- TASK TO COMPLETE -
Repeat each record below exactly as given.

- RECORD SET -
——————

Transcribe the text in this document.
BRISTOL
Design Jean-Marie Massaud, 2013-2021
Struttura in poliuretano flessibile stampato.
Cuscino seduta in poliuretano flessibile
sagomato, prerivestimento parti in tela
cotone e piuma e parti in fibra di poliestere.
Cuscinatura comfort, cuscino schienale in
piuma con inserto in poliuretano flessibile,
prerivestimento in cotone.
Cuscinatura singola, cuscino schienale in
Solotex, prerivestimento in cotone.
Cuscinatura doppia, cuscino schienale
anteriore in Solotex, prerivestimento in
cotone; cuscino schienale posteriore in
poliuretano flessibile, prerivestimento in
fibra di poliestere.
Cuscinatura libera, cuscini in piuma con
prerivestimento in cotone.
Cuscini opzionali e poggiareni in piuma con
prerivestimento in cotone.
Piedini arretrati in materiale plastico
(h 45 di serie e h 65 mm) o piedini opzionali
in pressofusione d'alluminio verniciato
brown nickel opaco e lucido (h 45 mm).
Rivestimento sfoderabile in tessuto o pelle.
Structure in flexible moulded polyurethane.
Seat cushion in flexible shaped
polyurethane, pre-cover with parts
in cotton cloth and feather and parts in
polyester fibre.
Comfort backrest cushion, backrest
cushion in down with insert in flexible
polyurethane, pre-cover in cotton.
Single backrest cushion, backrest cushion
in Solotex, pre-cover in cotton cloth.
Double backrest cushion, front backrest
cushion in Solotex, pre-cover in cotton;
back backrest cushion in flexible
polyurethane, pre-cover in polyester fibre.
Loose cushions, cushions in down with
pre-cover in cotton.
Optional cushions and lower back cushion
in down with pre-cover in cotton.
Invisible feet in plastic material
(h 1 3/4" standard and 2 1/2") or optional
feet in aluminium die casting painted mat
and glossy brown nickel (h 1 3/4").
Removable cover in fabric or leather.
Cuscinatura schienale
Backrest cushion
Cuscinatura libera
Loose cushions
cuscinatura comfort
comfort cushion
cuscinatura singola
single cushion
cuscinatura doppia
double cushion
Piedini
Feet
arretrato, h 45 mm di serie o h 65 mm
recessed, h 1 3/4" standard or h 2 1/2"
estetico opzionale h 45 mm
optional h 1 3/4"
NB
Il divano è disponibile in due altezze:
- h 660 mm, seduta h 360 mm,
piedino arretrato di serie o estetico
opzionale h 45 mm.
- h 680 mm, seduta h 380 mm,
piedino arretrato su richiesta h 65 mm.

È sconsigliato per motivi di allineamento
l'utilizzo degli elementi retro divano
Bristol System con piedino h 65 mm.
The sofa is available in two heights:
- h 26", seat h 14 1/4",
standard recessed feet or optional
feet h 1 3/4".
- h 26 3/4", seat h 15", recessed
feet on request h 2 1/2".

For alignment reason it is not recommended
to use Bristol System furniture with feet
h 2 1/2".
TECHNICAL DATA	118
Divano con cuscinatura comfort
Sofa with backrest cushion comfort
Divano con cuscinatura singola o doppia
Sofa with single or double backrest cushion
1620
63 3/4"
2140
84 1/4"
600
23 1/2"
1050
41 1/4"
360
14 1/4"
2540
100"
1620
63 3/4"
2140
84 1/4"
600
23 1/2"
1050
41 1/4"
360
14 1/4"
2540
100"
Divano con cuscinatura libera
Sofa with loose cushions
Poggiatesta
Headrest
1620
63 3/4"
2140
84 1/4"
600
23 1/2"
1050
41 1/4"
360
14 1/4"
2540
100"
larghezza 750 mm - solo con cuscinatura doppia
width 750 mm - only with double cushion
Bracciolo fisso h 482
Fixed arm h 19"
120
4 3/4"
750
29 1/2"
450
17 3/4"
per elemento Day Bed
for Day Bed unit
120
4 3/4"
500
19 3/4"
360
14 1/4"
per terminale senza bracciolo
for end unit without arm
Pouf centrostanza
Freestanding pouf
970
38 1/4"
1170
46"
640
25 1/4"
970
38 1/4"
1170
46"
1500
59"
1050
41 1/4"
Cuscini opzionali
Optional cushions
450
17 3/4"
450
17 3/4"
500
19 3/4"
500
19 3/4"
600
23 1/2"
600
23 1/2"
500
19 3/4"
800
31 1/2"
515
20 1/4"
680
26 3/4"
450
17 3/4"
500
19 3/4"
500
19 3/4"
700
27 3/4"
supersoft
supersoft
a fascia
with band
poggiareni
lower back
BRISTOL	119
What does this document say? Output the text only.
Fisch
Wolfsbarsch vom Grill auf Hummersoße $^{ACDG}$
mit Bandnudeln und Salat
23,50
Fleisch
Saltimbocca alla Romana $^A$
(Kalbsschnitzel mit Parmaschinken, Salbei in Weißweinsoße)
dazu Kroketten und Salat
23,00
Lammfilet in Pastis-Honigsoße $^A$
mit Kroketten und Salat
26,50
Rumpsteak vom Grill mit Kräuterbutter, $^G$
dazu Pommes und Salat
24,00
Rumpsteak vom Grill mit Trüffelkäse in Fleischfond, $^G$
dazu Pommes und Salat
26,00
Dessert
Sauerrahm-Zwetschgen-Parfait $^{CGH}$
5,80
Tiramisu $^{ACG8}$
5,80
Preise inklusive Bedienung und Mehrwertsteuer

——————

- RESPONSE TO THE TASK -
Transcribe the text in this document.
BRISTOL
Design Jean-Marie Massaud, 2013-2021
Struttura in poliuretano flessibile stampato.
Cuscino seduta in poliuretano flessibile
sagomato, prerivestimento parti in tela
cotone e piuma e parti in fibra di poliestere.
Cuscinatura comfort, cuscino schienale in
piuma con inserto in poliuretano flessibile,
prerivestimento in cotone.
Cuscinatura singola, cuscino schienale in
Solotex, prerivestimento in cotone.
Cuscinatura doppia, cuscino schienale
anteriore in Solotex, prerivestimento in
cotone; cuscino schienale posteriore in
poliuretano flessibile, prerivestimento in
fibra di poliestere.
Cuscinatura libera, cuscini in piuma con
prerivestimento in cotone.
Cuscini opzionali e poggiareni in piuma con
prerivestimento in cotone.
Piedini arretrati in materiale plastico
(h 45 di serie e h 65 mm) o piedini opzionali
in pressofusione d'alluminio verniciato
brown nickel opaco e lucido (h 45 mm).
Rivestimento sfoderabile in tessuto o pelle.
Structure in flexible moulded polyurethane.
Seat cushion in flexible shaped
polyurethane, pre-cover with parts
in cotton cloth and feather and parts in
polyester fibre.
Comfort backrest cushion, backrest
cushion in down with insert in flexible
polyurethane, pre-cover in cotton.
Single backrest cushion, backrest cushion
in Solotex, pre-cover in cotton cloth.
Double backrest cushion, front backrest
cushion in Solotex, pre-cover in cotton;
back backrest cushion in flexible
polyurethane, pre-cover in polyester fibre.
Loose cushions, cushions in down with
pre-cover in cotton.
Optional cushions and lower back cushion
in down with pre-cover in cotton.
Invisible feet in plastic material
(h 1 3/4" standard and 2 1/2") or optional
feet in aluminium die casting painted mat
and glossy brown nickel (h 1 3/4").
Removable cover in fabric or leather.
Cuscinatura schienale
Backrest cushion
Cuscinatura libera
Loose cushions
cuscinatura comfort
comfort cushion
cuscinatura singola
single cushion
cuscinatura doppia
double cushion
Piedini
Feet
arretrato, h 45 mm di serie o h 65 mm
recessed, h 1 3/4" standard or h 2 1/2"
estetico opzionale h 45 mm
optional h 1 3/4"
NB
Il divano è disponibile in due altezze:
- h 660 mm, seduta h 360 mm,
piedino arretrato di serie o estetico
opzionale h 45 mm.
- h 680 mm, seduta h 380 mm,
piedino arretrato su richiesta h 65 mm.

È sconsigliato per motivi di allineamento
l'utilizzo degli elementi retro divano
Bristol System con piedino h 65 mm.
The sofa is available in two heights:
- h 26", seat h 14 1/4",
standard recessed feet or optional
feet h 1 3/4".
- h 26 3/4", seat h 15", recessed
feet on request h 2 1/2".

For alignment reason it is not recommended
to use Bristol System furniture with feet
h 2 1/2".
TECHNICAL DATA	118
Divano con cuscinatura comfort
Sofa with backrest cushion comfort
Divano con cuscinatura singola o doppia
Sofa with single or double backrest cushion
1620
63 3/4"
2140
84 1/4"
600
23 1/2"
1050
41 1/4"
360
14 1/4"
2540
100"
1620
63 3/4"
2140
84 1/4"
600
23 1/2"
1050
41 1/4"
360
14 1/4"
2540
100"
Divano con cuscinatura libera
Sofa with loose cushions
Poggiatesta
Headrest
1620
63 3/4"
2140
84 1/4"
600
23 1/2"
1050
41 1/4"
360
14 1/4"
2540
100"
larghezza 750 mm - solo con cuscinatura doppia
width 750 mm - only with double cushion
Bracciolo fisso h 482
Fixed arm h 19"
120
4 3/4"
750
29 1/2"
450
17 3/4"
per elemento Day Bed
for Day Bed unit
120
4 3/4"
500
19 3/4"
360
14 1/4"
per terminale senza bracciolo
for end unit without arm
Pouf centrostanza
Freestanding pouf
970
38 1/4"
1170
46"
640
25 1/4"
970
38 1/4"
1170
46"
1500
59"
1050
41 1/4"
Cuscini opzionali
Optional cushions
450
17 3/4"
450
17 3/4"
500
19 3/4"
500
19 3/4"
600
23 1/2"
600
23 1/2"
500
19 3/4"
800
31 1/2"
515
20 1/4"
680
26 3/4"
450
17 3/4"
500
19 3/4"
500
19 3/4"
700
27 3/4"
supersoft
supersoft
a fascia
with band
poggiareni
lower back
BRISTOL	119
What does this document say? Output the text only.
Fisch
Wolfsbarsch vom Grill auf Hummersoße $^{ACDG}$
mit Bandnudeln und Salat
23,50
Fleisch
Saltimbocca alla Romana $^A$
(Kalbsschnitzel mit Parmaschinken, Salbei in Weißweinsoße)
dazu Kroketten und Salat
23,00
Lammfilet in Pastis-Honigsoße $^A$
mit Kroketten und Salat
26,50
Rumpsteak vom Grill mit Kräuterbutter, $^G$
dazu Pommes und Salat
24,00
Rumpsteak vom Grill mit Trüffelkäse in Fleischfond, $^G$
dazu Pommes und Salat
26,00
Dessert
Sauerrahm-Zwetschgen-Parfait $^{CGH}$
5,80
Tiramisu $^{ACG8}$
5,80
Preise inklusive Bedienung und Mehrwertsteuer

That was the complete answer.